▸ THE REQUEST:
Pictures in the data below are not part of the copy; transcribe everything else exactly.

▸ STORED DATA:
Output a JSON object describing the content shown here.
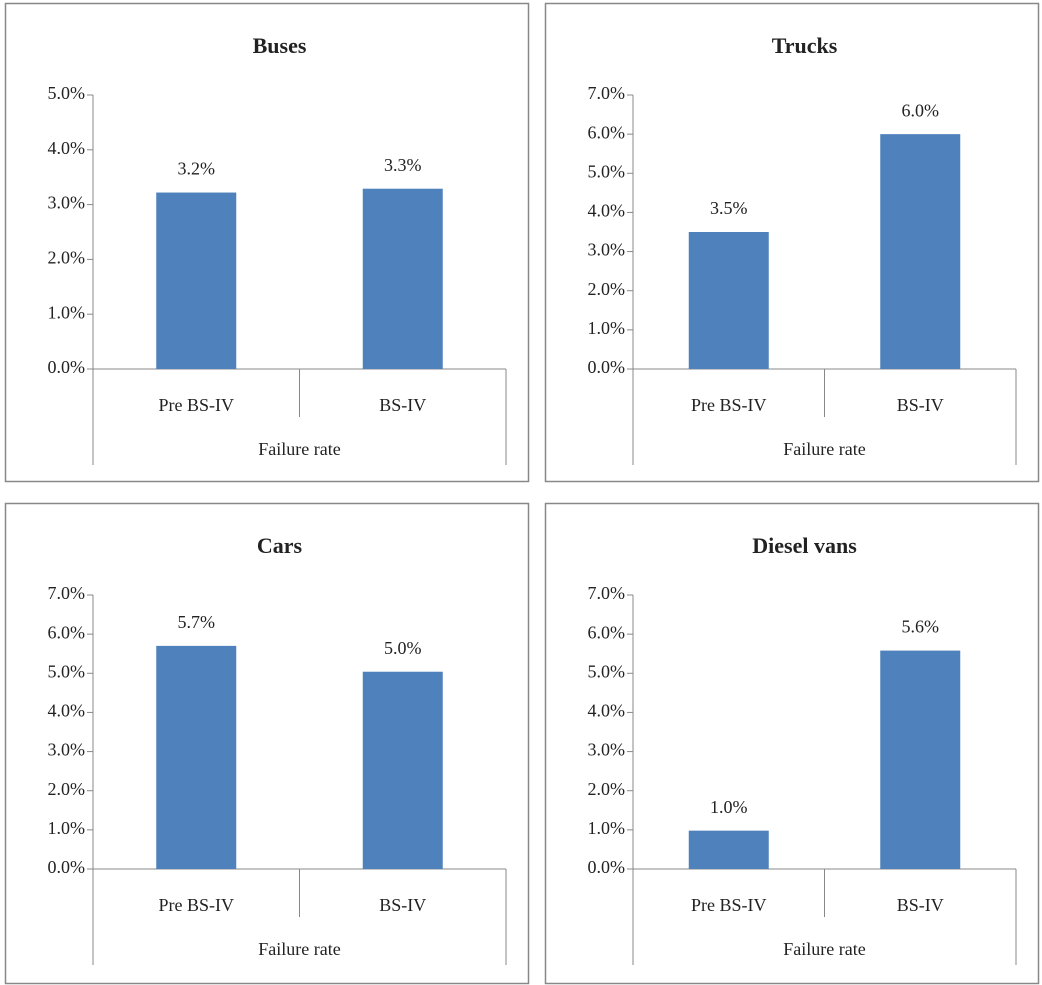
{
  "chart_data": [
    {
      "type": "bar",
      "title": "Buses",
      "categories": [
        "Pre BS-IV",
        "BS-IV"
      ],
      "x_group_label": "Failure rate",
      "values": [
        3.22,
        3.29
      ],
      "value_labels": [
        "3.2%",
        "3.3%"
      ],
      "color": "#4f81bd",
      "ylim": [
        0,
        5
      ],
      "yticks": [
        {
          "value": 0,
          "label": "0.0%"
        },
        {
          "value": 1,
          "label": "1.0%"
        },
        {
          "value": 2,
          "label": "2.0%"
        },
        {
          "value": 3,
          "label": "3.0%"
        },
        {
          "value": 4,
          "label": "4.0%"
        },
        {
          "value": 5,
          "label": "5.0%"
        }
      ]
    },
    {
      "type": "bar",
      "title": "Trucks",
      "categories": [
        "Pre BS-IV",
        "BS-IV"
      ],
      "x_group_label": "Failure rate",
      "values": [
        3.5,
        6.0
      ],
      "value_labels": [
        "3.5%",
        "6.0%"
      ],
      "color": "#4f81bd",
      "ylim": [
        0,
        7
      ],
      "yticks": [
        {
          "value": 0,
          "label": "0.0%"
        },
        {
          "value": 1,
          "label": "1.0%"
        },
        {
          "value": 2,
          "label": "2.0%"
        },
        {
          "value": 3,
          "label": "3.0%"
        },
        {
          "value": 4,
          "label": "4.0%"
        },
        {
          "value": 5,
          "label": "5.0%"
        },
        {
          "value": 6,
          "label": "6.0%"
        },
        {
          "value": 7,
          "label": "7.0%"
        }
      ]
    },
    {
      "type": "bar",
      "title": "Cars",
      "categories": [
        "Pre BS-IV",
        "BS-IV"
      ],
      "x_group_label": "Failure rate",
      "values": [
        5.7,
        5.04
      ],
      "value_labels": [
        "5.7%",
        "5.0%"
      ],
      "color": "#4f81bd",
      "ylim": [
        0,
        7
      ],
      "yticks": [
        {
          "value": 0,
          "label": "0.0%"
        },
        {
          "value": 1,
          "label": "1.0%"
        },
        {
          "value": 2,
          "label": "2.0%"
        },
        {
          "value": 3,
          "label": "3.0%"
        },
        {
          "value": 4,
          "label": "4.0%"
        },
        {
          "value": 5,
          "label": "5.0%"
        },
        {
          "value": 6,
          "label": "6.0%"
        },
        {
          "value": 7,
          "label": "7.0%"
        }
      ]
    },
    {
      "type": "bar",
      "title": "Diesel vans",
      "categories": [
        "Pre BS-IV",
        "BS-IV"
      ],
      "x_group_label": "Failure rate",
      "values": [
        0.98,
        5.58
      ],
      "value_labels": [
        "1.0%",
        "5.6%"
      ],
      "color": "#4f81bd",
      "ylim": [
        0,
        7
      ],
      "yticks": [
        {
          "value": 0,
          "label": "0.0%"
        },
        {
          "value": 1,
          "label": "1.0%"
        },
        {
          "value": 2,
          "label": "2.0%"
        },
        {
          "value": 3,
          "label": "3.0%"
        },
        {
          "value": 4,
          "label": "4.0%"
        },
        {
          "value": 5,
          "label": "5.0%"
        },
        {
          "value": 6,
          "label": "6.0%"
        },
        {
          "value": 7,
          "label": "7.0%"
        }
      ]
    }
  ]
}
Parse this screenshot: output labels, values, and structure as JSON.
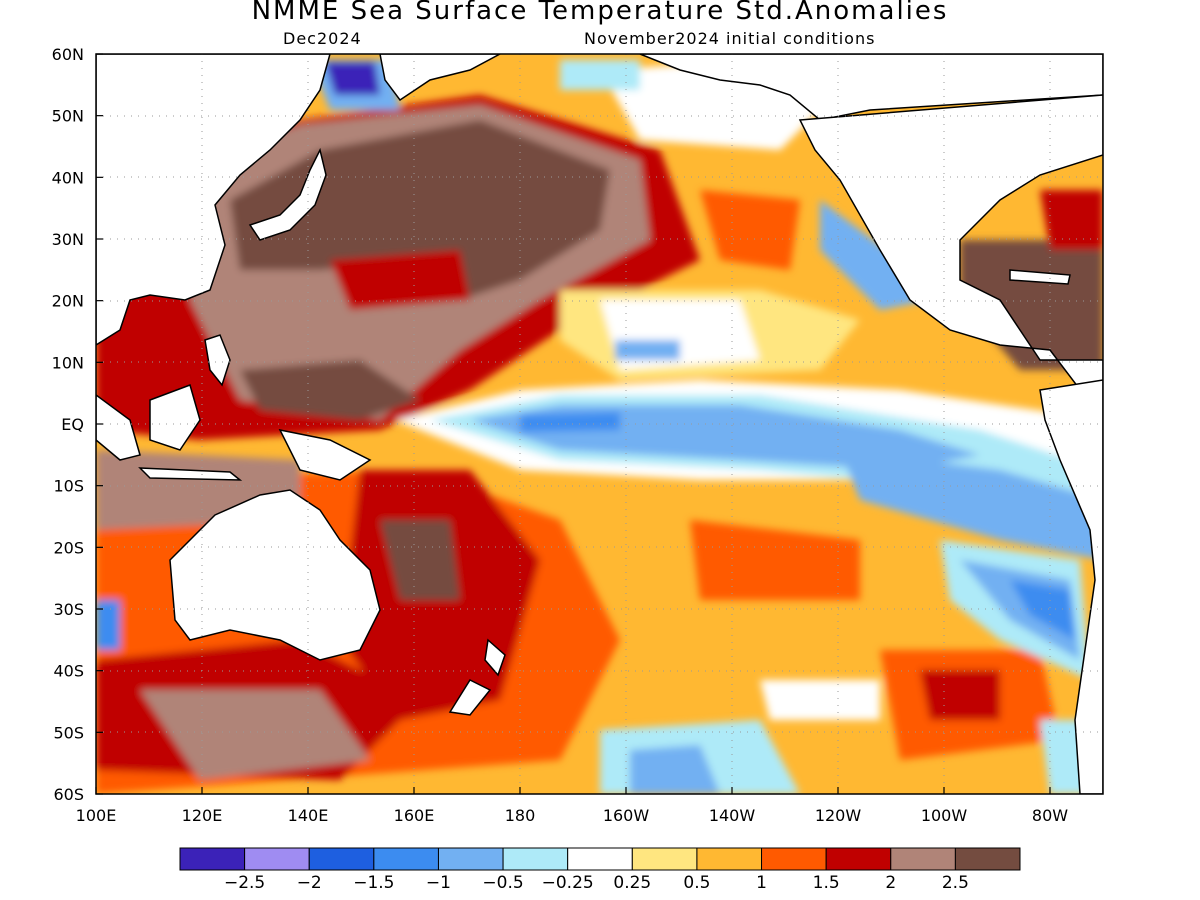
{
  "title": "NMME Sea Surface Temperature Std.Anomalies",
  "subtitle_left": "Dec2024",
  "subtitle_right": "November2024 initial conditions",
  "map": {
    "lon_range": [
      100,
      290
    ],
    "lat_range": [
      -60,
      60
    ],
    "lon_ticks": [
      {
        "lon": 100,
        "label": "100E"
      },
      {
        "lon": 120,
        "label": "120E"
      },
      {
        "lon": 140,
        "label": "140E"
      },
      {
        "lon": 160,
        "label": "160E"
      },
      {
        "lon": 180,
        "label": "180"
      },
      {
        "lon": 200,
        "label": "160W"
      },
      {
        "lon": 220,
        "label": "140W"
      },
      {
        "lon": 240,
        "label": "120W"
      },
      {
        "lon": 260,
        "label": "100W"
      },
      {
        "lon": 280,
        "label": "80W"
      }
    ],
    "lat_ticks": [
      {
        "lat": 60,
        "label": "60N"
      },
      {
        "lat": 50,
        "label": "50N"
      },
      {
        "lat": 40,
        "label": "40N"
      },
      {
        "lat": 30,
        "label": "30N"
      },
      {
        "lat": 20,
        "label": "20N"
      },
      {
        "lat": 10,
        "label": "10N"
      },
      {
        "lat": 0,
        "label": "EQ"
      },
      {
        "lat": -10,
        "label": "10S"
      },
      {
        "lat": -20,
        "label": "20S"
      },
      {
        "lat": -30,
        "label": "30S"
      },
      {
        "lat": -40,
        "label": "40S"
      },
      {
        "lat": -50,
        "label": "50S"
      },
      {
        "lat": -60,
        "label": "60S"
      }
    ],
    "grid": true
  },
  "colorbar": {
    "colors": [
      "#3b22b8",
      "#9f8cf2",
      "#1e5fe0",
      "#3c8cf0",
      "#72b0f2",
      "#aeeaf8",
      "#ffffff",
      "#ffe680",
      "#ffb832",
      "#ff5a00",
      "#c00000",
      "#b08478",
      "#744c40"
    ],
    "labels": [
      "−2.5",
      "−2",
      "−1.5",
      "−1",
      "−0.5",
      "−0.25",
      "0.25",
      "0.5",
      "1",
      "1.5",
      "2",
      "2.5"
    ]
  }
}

▸ WRITTEN RESPONSE:
Output a JSON object describing the content shown here.
{
  "chart_data": [
    {
      "type": "bar",
      "title": "Buses",
      "categories": [
        "Pre BS-IV",
        "BS-IV"
      ],
      "x_group_label": "Failure rate",
      "values": [
        3.22,
        3.29
      ],
      "value_labels": [
        "3.2%",
        "3.3%"
      ],
      "color": "#4f81bd",
      "ylim": [
        0,
        5
      ],
      "yticks": [
        {
          "value": 0,
          "label": "0.0%"
        },
        {
          "value": 1,
          "label": "1.0%"
        },
        {
          "value": 2,
          "label": "2.0%"
        },
        {
          "value": 3,
          "label": "3.0%"
        },
        {
          "value": 4,
          "label": "4.0%"
        },
        {
          "value": 5,
          "label": "5.0%"
        }
      ]
    },
    {
      "type": "bar",
      "title": "Trucks",
      "categories": [
        "Pre BS-IV",
        "BS-IV"
      ],
      "x_group_label": "Failure rate",
      "values": [
        3.5,
        6.0
      ],
      "value_labels": [
        "3.5%",
        "6.0%"
      ],
      "color": "#4f81bd",
      "ylim": [
        0,
        7
      ],
      "yticks": [
        {
          "value": 0,
          "label": "0.0%"
        },
        {
          "value": 1,
          "label": "1.0%"
        },
        {
          "value": 2,
          "label": "2.0%"
        },
        {
          "value": 3,
          "label": "3.0%"
        },
        {
          "value": 4,
          "label": "4.0%"
        },
        {
          "value": 5,
          "label": "5.0%"
        },
        {
          "value": 6,
          "label": "6.0%"
        },
        {
          "value": 7,
          "label": "7.0%"
        }
      ]
    },
    {
      "type": "bar",
      "title": "Cars",
      "categories": [
        "Pre BS-IV",
        "BS-IV"
      ],
      "x_group_label": "Failure rate",
      "values": [
        5.7,
        5.04
      ],
      "value_labels": [
        "5.7%",
        "5.0%"
      ],
      "color": "#4f81bd",
      "ylim": [
        0,
        7
      ],
      "yticks": [
        {
          "value": 0,
          "label": "0.0%"
        },
        {
          "value": 1,
          "label": "1.0%"
        },
        {
          "value": 2,
          "label": "2.0%"
        },
        {
          "value": 3,
          "label": "3.0%"
        },
        {
          "value": 4,
          "label": "4.0%"
        },
        {
          "value": 5,
          "label": "5.0%"
        },
        {
          "value": 6,
          "label": "6.0%"
        },
        {
          "value": 7,
          "label": "7.0%"
        }
      ]
    },
    {
      "type": "bar",
      "title": "Diesel vans",
      "categories": [
        "Pre BS-IV",
        "BS-IV"
      ],
      "x_group_label": "Failure rate",
      "values": [
        0.98,
        5.58
      ],
      "value_labels": [
        "1.0%",
        "5.6%"
      ],
      "color": "#4f81bd",
      "ylim": [
        0,
        7
      ],
      "yticks": [
        {
          "value": 0,
          "label": "0.0%"
        },
        {
          "value": 1,
          "label": "1.0%"
        },
        {
          "value": 2,
          "label": "2.0%"
        },
        {
          "value": 3,
          "label": "3.0%"
        },
        {
          "value": 4,
          "label": "4.0%"
        },
        {
          "value": 5,
          "label": "5.0%"
        },
        {
          "value": 6,
          "label": "6.0%"
        },
        {
          "value": 7,
          "label": "7.0%"
        }
      ]
    }
  ]
}
Parse this screenshot: output labels, values, and structure as JSON.
{
  "title": "NMME Sea Surface Temperature Std.Anomalies",
  "subtitle_left": "Dec2024",
  "subtitle_right": "November2024 initial conditions",
  "map": {
    "lon_range": [
      100,
      290
    ],
    "lat_range": [
      -60,
      60
    ],
    "lon_ticks": [
      {
        "lon": 100,
        "label": "100E"
      },
      {
        "lon": 120,
        "label": "120E"
      },
      {
        "lon": 140,
        "label": "140E"
      },
      {
        "lon": 160,
        "label": "160E"
      },
      {
        "lon": 180,
        "label": "180"
      },
      {
        "lon": 200,
        "label": "160W"
      },
      {
        "lon": 220,
        "label": "140W"
      },
      {
        "lon": 240,
        "label": "120W"
      },
      {
        "lon": 260,
        "label": "100W"
      },
      {
        "lon": 280,
        "label": "80W"
      }
    ],
    "lat_ticks": [
      {
        "lat": 60,
        "label": "60N"
      },
      {
        "lat": 50,
        "label": "50N"
      },
      {
        "lat": 40,
        "label": "40N"
      },
      {
        "lat": 30,
        "label": "30N"
      },
      {
        "lat": 20,
        "label": "20N"
      },
      {
        "lat": 10,
        "label": "10N"
      },
      {
        "lat": 0,
        "label": "EQ"
      },
      {
        "lat": -10,
        "label": "10S"
      },
      {
        "lat": -20,
        "label": "20S"
      },
      {
        "lat": -30,
        "label": "30S"
      },
      {
        "lat": -40,
        "label": "40S"
      },
      {
        "lat": -50,
        "label": "50S"
      },
      {
        "lat": -60,
        "label": "60S"
      }
    ],
    "grid": true
  },
  "colorbar": {
    "colors": [
      "#3b22b8",
      "#9f8cf2",
      "#1e5fe0",
      "#3c8cf0",
      "#72b0f2",
      "#aeeaf8",
      "#ffffff",
      "#ffe680",
      "#ffb832",
      "#ff5a00",
      "#c00000",
      "#b08478",
      "#744c40"
    ],
    "labels": [
      "−2.5",
      "−2",
      "−1.5",
      "−1",
      "−0.5",
      "−0.25",
      "0.25",
      "0.5",
      "1",
      "1.5",
      "2",
      "2.5"
    ]
  }
}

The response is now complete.